Collected data entries:

= = = = = = =

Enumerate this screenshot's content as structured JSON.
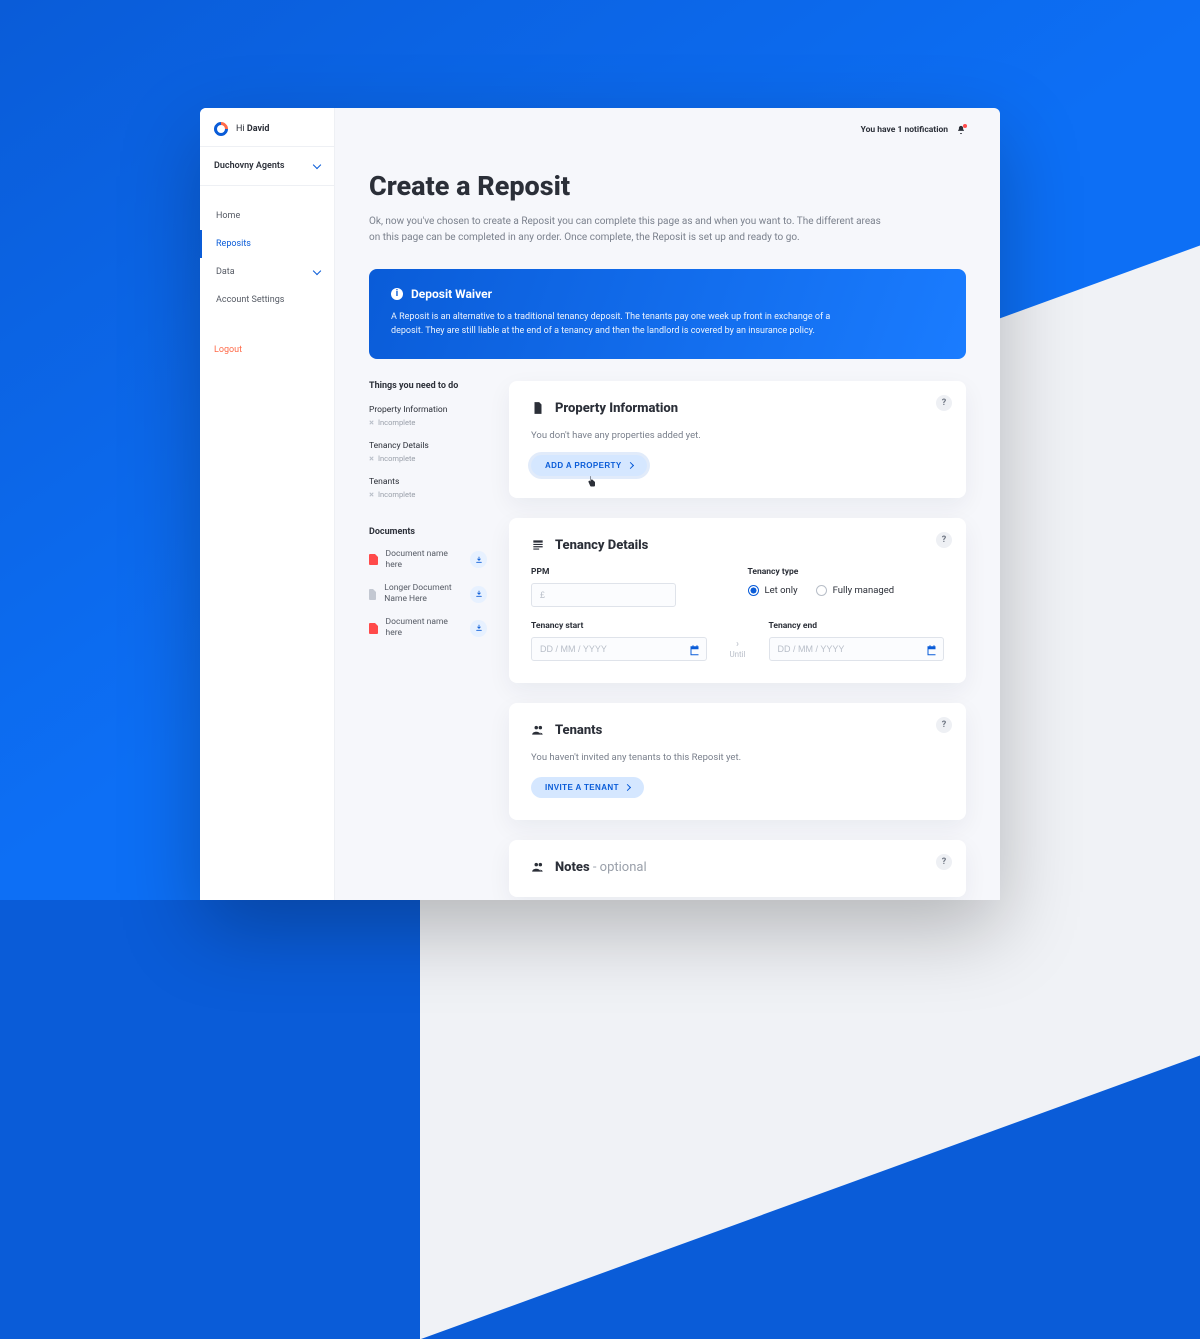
{
  "greeting": {
    "prefix": "Hi ",
    "name": "David"
  },
  "agency": "Duchovny Agents",
  "nav": {
    "home": "Home",
    "reposits": "Reposits",
    "data": "Data",
    "account": "Account Settings",
    "logout": "Logout"
  },
  "notification": "You have 1 notification",
  "page": {
    "title": "Create a Reposit",
    "lead": "Ok, now you've chosen to create a Reposit you can complete this page as and when you want to. The different areas on this page can be completed in any order. Once complete, the Reposit is set up and ready to go."
  },
  "banner": {
    "title": "Deposit Waiver",
    "body": "A Reposit is an alternative to a traditional tenancy deposit. The tenants pay one week up front in exchange of a deposit. They are still liable at the end of a tenancy and then the landlord is covered by an insurance policy."
  },
  "tasks": {
    "heading": "Things you need to do",
    "items": [
      {
        "name": "Property Information",
        "status": "Incomplete"
      },
      {
        "name": "Tenancy Details",
        "status": "Incomplete"
      },
      {
        "name": "Tenants",
        "status": "Incomplete"
      }
    ]
  },
  "documents": {
    "heading": "Documents",
    "items": [
      {
        "name": "Document name here"
      },
      {
        "name": "Longer Document Name Here"
      },
      {
        "name": "Document name here"
      }
    ]
  },
  "property": {
    "title": "Property Information",
    "empty": "You don't have any properties added yet.",
    "cta": "ADD A PROPERTY"
  },
  "tenancy": {
    "title": "Tenancy Details",
    "ppm_label": "PPM",
    "ppm_placeholder": "£",
    "type_label": "Tenancy type",
    "type_options": {
      "let_only": "Let only",
      "fully_managed": "Fully managed"
    },
    "start_label": "Tenancy start",
    "end_label": "Tenancy end",
    "date_placeholder": "DD / MM / YYYY",
    "until": "Until"
  },
  "tenants": {
    "title": "Tenants",
    "empty": "You haven't invited any tenants to this Reposit yet.",
    "cta": "INVITE A TENANT"
  },
  "notes": {
    "title": "Notes",
    "suffix": " - optional"
  },
  "help": "?"
}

= = = = = = =

## WRITTEN TASK
Copy each line in the data that holds the word "page".

## SOLUTION
  "page": {
    "lead": "Ok, now you've chosen to create a Reposit you can complete this page as and when you want to. The different areas on this page can be completed in any order. Once complete, the Reposit is set up and ready to go."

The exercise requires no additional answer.